*RECORDS FOR THE EXERCISE*.
-=-=-=-=-
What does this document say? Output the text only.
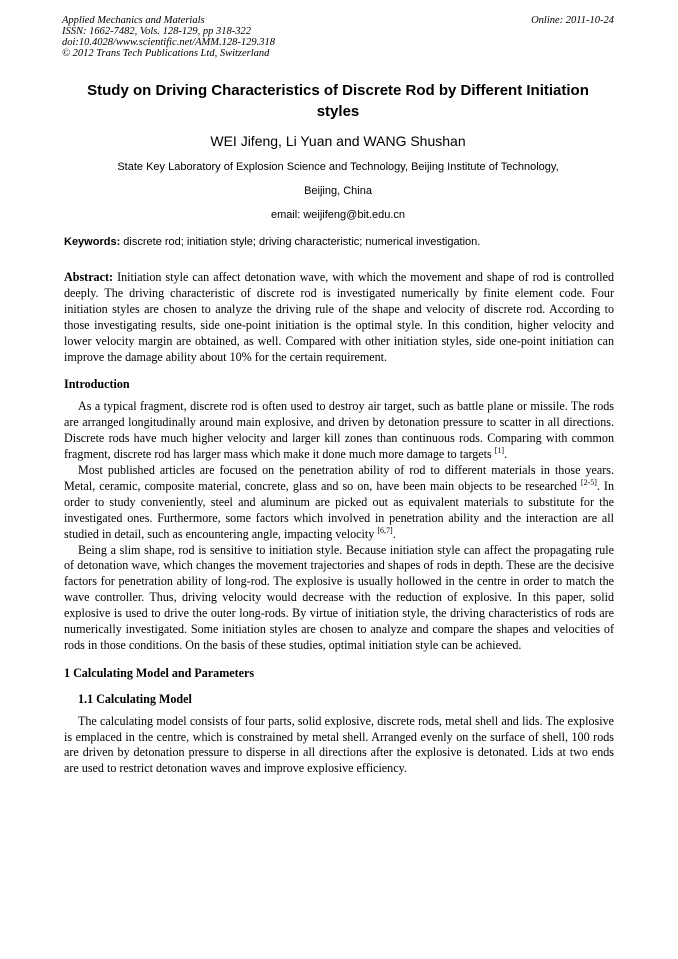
Applied Mechanics and Materials
ISSN: 1662-7482, Vols. 128-129, pp 318-322
doi:10.4028/www.scientific.net/AMM.128-129.318
© 2012 Trans Tech Publications Ltd, Switzerland
Online: 2011-10-24
Study on Driving Characteristics of Discrete Rod by Different Initiation
styles
WEI Jifeng, Li Yuan and WANG Shushan
State Key Laboratory of Explosion Science and Technology, Beijing Institute of Technology,
Beijing, China
email: weijifeng@bit.edu.cn
Keywords: discrete rod; initiation style; driving characteristic; numerical investigation.

Abstract: Initiation style can affect detonation wave, with which the movement and shape of rod is controlled deeply. The driving characteristic of discrete rod is investigated numerically by finite element code. Four initiation styles are chosen to analyze the driving rule of the shape and velocity of discrete rod. According to those investigating results, side one-point initiation is the optimal style. In this condition, higher velocity and lower velocity margin are obtained, as well. Compared with other initiation styles, side one-point initiation can improve the damage ability about 10% for the certain requirement.

Introduction

As a typical fragment, discrete rod is often used to destroy air target, such as battle plane or missile. The rods are arranged longitudinally around main explosive, and driven by detonation pressure to scatter in all directions. Discrete rods have much higher velocity and larger kill zones than continuous rods. Comparing with common fragment, discrete rod has larger mass which make it done much more damage to targets [1].

Most published articles are focused on the penetration ability of rod to different materials in those years. Metal, ceramic, composite material, concrete, glass and so on, have been main objects to be researched [2-5]. In order to study conveniently, steel and aluminum are picked out as equivalent materials to substitute for the investigated ones. Furthermore, some factors which involved in penetration ability and the interaction are all studied in detail, such as encountering angle, impacting velocity [6,7].

Being a slim shape, rod is sensitive to initiation style. Because initiation style can affect the propagating rule of detonation wave, which changes the movement trajectories and shapes of rods in depth. These are the decisive factors for penetration ability of long-rod. The explosive is usually hollowed in the centre in order to match the wave controller. Thus, driving velocity would decrease with the reduction of explosive. In this paper, solid explosive is used to drive the outer long-rods. By virtue of initiation style, the driving characteristics of rods are numerically investigated. Some initiation styles are chosen to analyze and compare the shapes and velocities of rods in those conditions. On the basis of these studies, optimal initiation style can be achieved.

1 Calculating Model and Parameters

1.1 Calculating Model

The calculating model consists of four parts, solid explosive, discrete rods, metal shell and lids. The explosive is emplaced in the centre, which is constrained by metal shell. Arranged evenly on the surface of shell, 100 rods are driven by detonation pressure to disperse in all directions after the explosive is detonated. Lids at two ends are used to restrict detonation waves and improve explosive efficiency.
-=-=-=-=-
*TASK TO CARRY OUT*.
Repeat the entries exactly and keep the pictures out of the copy.

*RESPONSE TO THIS TASK*.
What does this document say? Output the text only.
Applied Mechanics and Materials
ISSN: 1662-7482, Vols. 128-129, pp 318-322
doi:10.4028/www.scientific.net/AMM.128-129.318
© 2012 Trans Tech Publications Ltd, Switzerland
Online: 2011-10-24
Study on Driving Characteristics of Discrete Rod by Different Initiation
styles
WEI Jifeng, Li Yuan and WANG Shushan
State Key Laboratory of Explosion Science and Technology, Beijing Institute of Technology,
Beijing, China
email: weijifeng@bit.edu.cn
Keywords: discrete rod; initiation style; driving characteristic; numerical investigation.

Abstract: Initiation style can affect detonation wave, with which the movement and shape of rod is controlled deeply. The driving characteristic of discrete rod is investigated numerically by finite element code. Four initiation styles are chosen to analyze the driving rule of the shape and velocity of discrete rod. According to those investigating results, side one-point initiation is the optimal style. In this condition, higher velocity and lower velocity margin are obtained, as well. Compared with other initiation styles, side one-point initiation can improve the damage ability about 10% for the certain requirement.

Introduction

As a typical fragment, discrete rod is often used to destroy air target, such as battle plane or missile. The rods are arranged longitudinally around main explosive, and driven by detonation pressure to scatter in all directions. Discrete rods have much higher velocity and larger kill zones than continuous rods. Comparing with common fragment, discrete rod has larger mass which make it done much more damage to targets [1].

Most published articles are focused on the penetration ability of rod to different materials in those years. Metal, ceramic, composite material, concrete, glass and so on, have been main objects to be researched [2-5]. In order to study conveniently, steel and aluminum are picked out as equivalent materials to substitute for the investigated ones. Furthermore, some factors which involved in penetration ability and the interaction are all studied in detail, such as encountering angle, impacting velocity [6,7].

Being a slim shape, rod is sensitive to initiation style. Because initiation style can affect the propagating rule of detonation wave, which changes the movement trajectories and shapes of rods in depth. These are the decisive factors for penetration ability of long-rod. The explosive is usually hollowed in the centre in order to match the wave controller. Thus, driving velocity would decrease with the reduction of explosive. In this paper, solid explosive is used to drive the outer long-rods. By virtue of initiation style, the driving characteristics of rods are numerically investigated. Some initiation styles are chosen to analyze and compare the shapes and velocities of rods in those conditions. On the basis of these studies, optimal initiation style can be achieved.

1 Calculating Model and Parameters

1.1 Calculating Model

The calculating model consists of four parts, solid explosive, discrete rods, metal shell and lids. The explosive is emplaced in the centre, which is constrained by metal shell. Arranged evenly on the surface of shell, 100 rods are driven by detonation pressure to disperse in all directions after the explosive is detonated. Lids at two ends are used to restrict detonation waves and improve explosive efficiency.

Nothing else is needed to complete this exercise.